═══ EXERCISE INPUT ═══
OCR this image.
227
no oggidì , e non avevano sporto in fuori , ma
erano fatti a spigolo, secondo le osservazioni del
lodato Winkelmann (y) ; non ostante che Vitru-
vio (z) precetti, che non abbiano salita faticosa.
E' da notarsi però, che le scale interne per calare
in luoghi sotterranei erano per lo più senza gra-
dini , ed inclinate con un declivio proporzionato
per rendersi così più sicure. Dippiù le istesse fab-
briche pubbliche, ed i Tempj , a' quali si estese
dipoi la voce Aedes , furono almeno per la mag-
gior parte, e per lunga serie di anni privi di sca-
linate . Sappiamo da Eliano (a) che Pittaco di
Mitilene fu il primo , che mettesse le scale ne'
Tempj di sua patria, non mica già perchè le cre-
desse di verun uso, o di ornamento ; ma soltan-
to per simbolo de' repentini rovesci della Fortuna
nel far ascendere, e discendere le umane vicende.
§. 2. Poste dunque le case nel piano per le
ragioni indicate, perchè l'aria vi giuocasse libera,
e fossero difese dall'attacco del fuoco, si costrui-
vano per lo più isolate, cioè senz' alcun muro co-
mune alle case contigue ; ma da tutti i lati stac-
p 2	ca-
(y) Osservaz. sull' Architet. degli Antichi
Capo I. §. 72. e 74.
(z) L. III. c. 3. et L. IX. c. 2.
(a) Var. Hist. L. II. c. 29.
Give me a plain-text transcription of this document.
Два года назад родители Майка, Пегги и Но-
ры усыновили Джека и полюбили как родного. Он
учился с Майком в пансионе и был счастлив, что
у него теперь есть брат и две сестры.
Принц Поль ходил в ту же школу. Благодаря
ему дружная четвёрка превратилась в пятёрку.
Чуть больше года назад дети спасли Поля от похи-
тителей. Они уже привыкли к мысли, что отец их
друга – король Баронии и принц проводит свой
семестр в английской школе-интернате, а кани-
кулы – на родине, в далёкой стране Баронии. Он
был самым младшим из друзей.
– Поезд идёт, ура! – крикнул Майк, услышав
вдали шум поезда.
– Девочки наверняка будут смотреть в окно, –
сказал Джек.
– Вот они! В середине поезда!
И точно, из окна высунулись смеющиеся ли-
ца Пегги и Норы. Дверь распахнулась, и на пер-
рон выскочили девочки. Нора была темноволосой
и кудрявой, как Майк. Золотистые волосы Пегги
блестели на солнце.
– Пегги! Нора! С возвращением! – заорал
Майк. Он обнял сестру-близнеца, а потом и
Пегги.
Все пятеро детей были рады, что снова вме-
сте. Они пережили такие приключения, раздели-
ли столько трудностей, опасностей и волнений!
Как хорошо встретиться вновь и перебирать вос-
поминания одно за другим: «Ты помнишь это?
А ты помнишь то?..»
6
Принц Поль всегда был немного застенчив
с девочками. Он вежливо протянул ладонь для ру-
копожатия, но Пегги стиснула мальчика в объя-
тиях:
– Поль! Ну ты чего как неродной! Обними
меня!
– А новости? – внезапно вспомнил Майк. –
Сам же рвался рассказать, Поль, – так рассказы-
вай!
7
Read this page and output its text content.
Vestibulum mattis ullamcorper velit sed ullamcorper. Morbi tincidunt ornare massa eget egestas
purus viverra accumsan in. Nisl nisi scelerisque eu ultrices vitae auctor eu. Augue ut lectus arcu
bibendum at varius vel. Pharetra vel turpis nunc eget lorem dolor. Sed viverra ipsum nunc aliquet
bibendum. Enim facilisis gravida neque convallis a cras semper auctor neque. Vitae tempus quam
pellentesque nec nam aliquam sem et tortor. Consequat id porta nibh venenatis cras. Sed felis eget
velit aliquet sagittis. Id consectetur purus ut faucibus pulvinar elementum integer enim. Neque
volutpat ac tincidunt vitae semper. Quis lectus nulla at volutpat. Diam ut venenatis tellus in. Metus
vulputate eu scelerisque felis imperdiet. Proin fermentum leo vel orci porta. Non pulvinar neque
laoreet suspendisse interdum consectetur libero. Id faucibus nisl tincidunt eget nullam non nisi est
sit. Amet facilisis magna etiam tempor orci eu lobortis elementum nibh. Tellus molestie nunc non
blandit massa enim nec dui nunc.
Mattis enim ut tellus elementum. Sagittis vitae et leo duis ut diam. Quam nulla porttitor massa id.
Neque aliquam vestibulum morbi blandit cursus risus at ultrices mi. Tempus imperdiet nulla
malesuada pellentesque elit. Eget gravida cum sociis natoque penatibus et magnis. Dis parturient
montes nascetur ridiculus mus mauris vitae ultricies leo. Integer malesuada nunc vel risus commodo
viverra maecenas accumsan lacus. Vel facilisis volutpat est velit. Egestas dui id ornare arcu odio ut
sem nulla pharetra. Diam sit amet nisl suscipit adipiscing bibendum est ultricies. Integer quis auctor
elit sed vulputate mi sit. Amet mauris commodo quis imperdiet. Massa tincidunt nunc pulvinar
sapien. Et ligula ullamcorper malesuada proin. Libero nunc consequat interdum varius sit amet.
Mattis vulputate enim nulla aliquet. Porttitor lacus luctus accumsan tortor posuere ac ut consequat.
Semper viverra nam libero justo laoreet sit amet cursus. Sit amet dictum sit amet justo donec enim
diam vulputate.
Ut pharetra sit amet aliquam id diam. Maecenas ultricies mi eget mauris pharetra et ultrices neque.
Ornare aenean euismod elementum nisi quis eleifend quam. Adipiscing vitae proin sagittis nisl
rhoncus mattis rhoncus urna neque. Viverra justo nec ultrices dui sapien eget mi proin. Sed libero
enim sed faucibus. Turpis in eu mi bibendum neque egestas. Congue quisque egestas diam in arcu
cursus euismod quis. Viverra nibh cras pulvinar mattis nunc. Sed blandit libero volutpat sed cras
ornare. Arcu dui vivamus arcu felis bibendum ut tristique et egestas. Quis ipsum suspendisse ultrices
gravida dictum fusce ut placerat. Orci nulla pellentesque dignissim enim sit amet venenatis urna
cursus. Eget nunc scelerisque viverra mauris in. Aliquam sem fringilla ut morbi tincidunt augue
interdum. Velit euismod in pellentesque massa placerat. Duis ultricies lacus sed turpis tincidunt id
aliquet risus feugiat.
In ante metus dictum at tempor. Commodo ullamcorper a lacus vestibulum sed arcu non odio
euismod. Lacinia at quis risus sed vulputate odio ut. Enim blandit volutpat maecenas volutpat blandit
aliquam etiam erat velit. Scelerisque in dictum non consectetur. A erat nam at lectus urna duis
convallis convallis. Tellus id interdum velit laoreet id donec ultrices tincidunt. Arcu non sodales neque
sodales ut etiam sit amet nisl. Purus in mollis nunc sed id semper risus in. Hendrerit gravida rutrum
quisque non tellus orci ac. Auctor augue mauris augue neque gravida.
═══
THE PROBLEM
Please repeat the listing exactly, with nothing left out.

WRITTEN SOLUTION
OCR this image.
227
no oggidì , e non avevano sporto in fuori , ma
erano fatti a spigolo, secondo le osservazioni del
lodato Winkelmann (y) ; non ostante che Vitru-
vio (z) precetti, che non abbiano salita faticosa.
E' da notarsi però, che le scale interne per calare
in luoghi sotterranei erano per lo più senza gra-
dini , ed inclinate con un declivio proporzionato
per rendersi così più sicure. Dippiù le istesse fab-
briche pubbliche, ed i Tempj , a' quali si estese
dipoi la voce Aedes , furono almeno per la mag-
gior parte, e per lunga serie di anni privi di sca-
linate . Sappiamo da Eliano (a) che Pittaco di
Mitilene fu il primo , che mettesse le scale ne'
Tempj di sua patria, non mica già perchè le cre-
desse di verun uso, o di ornamento ; ma soltan-
to per simbolo de' repentini rovesci della Fortuna
nel far ascendere, e discendere le umane vicende.
§. 2. Poste dunque le case nel piano per le
ragioni indicate, perchè l'aria vi giuocasse libera,
e fossero difese dall'attacco del fuoco, si costrui-
vano per lo più isolate, cioè senz' alcun muro co-
mune alle case contigue ; ma da tutti i lati stac-
p 2	ca-
(y) Osservaz. sull' Architet. degli Antichi
Capo I. §. 72. e 74.
(z) L. III. c. 3. et L. IX. c. 2.
(a) Var. Hist. L. II. c. 29.
Give me a plain-text transcription of this document.
Два года назад родители Майка, Пегги и Но-
ры усыновили Джека и полюбили как родного. Он
учился с Майком в пансионе и был счастлив, что
у него теперь есть брат и две сестры.
Принц Поль ходил в ту же школу. Благодаря
ему дружная четвёрка превратилась в пятёрку.
Чуть больше года назад дети спасли Поля от похи-
тителей. Они уже привыкли к мысли, что отец их
друга – король Баронии и принц проводит свой
семестр в английской школе-интернате, а кани-
кулы – на родине, в далёкой стране Баронии. Он
был самым младшим из друзей.
– Поезд идёт, ура! – крикнул Майк, услышав
вдали шум поезда.
– Девочки наверняка будут смотреть в окно, –
сказал Джек.
– Вот они! В середине поезда!
И точно, из окна высунулись смеющиеся ли-
ца Пегги и Норы. Дверь распахнулась, и на пер-
рон выскочили девочки. Нора была темноволосой
и кудрявой, как Майк. Золотистые волосы Пегги
блестели на солнце.
– Пегги! Нора! С возвращением! – заорал
Майк. Он обнял сестру-близнеца, а потом и
Пегги.
Все пятеро детей были рады, что снова вме-
сте. Они пережили такие приключения, раздели-
ли столько трудностей, опасностей и волнений!
Как хорошо встретиться вновь и перебирать вос-
поминания одно за другим: «Ты помнишь это?
А ты помнишь то?..»
6
Принц Поль всегда был немного застенчив
с девочками. Он вежливо протянул ладонь для ру-
копожатия, но Пегги стиснула мальчика в объя-
тиях:
– Поль! Ну ты чего как неродной! Обними
меня!
– А новости? – внезапно вспомнил Майк. –
Сам же рвался рассказать, Поль, – так рассказы-
вай!
7
Read this page and output its text content.
Vestibulum mattis ullamcorper velit sed ullamcorper. Morbi tincidunt ornare massa eget egestas
purus viverra accumsan in. Nisl nisi scelerisque eu ultrices vitae auctor eu. Augue ut lectus arcu
bibendum at varius vel. Pharetra vel turpis nunc eget lorem dolor. Sed viverra ipsum nunc aliquet
bibendum. Enim facilisis gravida neque convallis a cras semper auctor neque. Vitae tempus quam
pellentesque nec nam aliquam sem et tortor. Consequat id porta nibh venenatis cras. Sed felis eget
velit aliquet sagittis. Id consectetur purus ut faucibus pulvinar elementum integer enim. Neque
volutpat ac tincidunt vitae semper. Quis lectus nulla at volutpat. Diam ut venenatis tellus in. Metus
vulputate eu scelerisque felis imperdiet. Proin fermentum leo vel orci porta. Non pulvinar neque
laoreet suspendisse interdum consectetur libero. Id faucibus nisl tincidunt eget nullam non nisi est
sit. Amet facilisis magna etiam tempor orci eu lobortis elementum nibh. Tellus molestie nunc non
blandit massa enim nec dui nunc.
Mattis enim ut tellus elementum. Sagittis vitae et leo duis ut diam. Quam nulla porttitor massa id.
Neque aliquam vestibulum morbi blandit cursus risus at ultrices mi. Tempus imperdiet nulla
malesuada pellentesque elit. Eget gravida cum sociis natoque penatibus et magnis. Dis parturient
montes nascetur ridiculus mus mauris vitae ultricies leo. Integer malesuada nunc vel risus commodo
viverra maecenas accumsan lacus. Vel facilisis volutpat est velit. Egestas dui id ornare arcu odio ut
sem nulla pharetra. Diam sit amet nisl suscipit adipiscing bibendum est ultricies. Integer quis auctor
elit sed vulputate mi sit. Amet mauris commodo quis imperdiet. Massa tincidunt nunc pulvinar
sapien. Et ligula ullamcorper malesuada proin. Libero nunc consequat interdum varius sit amet.
Mattis vulputate enim nulla aliquet. Porttitor lacus luctus accumsan tortor posuere ac ut consequat.
Semper viverra nam libero justo laoreet sit amet cursus. Sit amet dictum sit amet justo donec enim
diam vulputate.
Ut pharetra sit amet aliquam id diam. Maecenas ultricies mi eget mauris pharetra et ultrices neque.
Ornare aenean euismod elementum nisi quis eleifend quam. Adipiscing vitae proin sagittis nisl
rhoncus mattis rhoncus urna neque. Viverra justo nec ultrices dui sapien eget mi proin. Sed libero
enim sed faucibus. Turpis in eu mi bibendum neque egestas. Congue quisque egestas diam in arcu
cursus euismod quis. Viverra nibh cras pulvinar mattis nunc. Sed blandit libero volutpat sed cras
ornare. Arcu dui vivamus arcu felis bibendum ut tristique et egestas. Quis ipsum suspendisse ultrices
gravida dictum fusce ut placerat. Orci nulla pellentesque dignissim enim sit amet venenatis urna
cursus. Eget nunc scelerisque viverra mauris in. Aliquam sem fringilla ut morbi tincidunt augue
interdum. Velit euismod in pellentesque massa placerat. Duis ultricies lacus sed turpis tincidunt id
aliquet risus feugiat.
In ante metus dictum at tempor. Commodo ullamcorper a lacus vestibulum sed arcu non odio
euismod. Lacinia at quis risus sed vulputate odio ut. Enim blandit volutpat maecenas volutpat blandit
aliquam etiam erat velit. Scelerisque in dictum non consectetur. A erat nam at lectus urna duis
convallis convallis. Tellus id interdum velit laoreet id donec ultrices tincidunt. Arcu non sodales neque
sodales ut etiam sit amet nisl. Purus in mollis nunc sed id semper risus in. Hendrerit gravida rutrum
quisque non tellus orci ac. Auctor augue mauris augue neque gravida.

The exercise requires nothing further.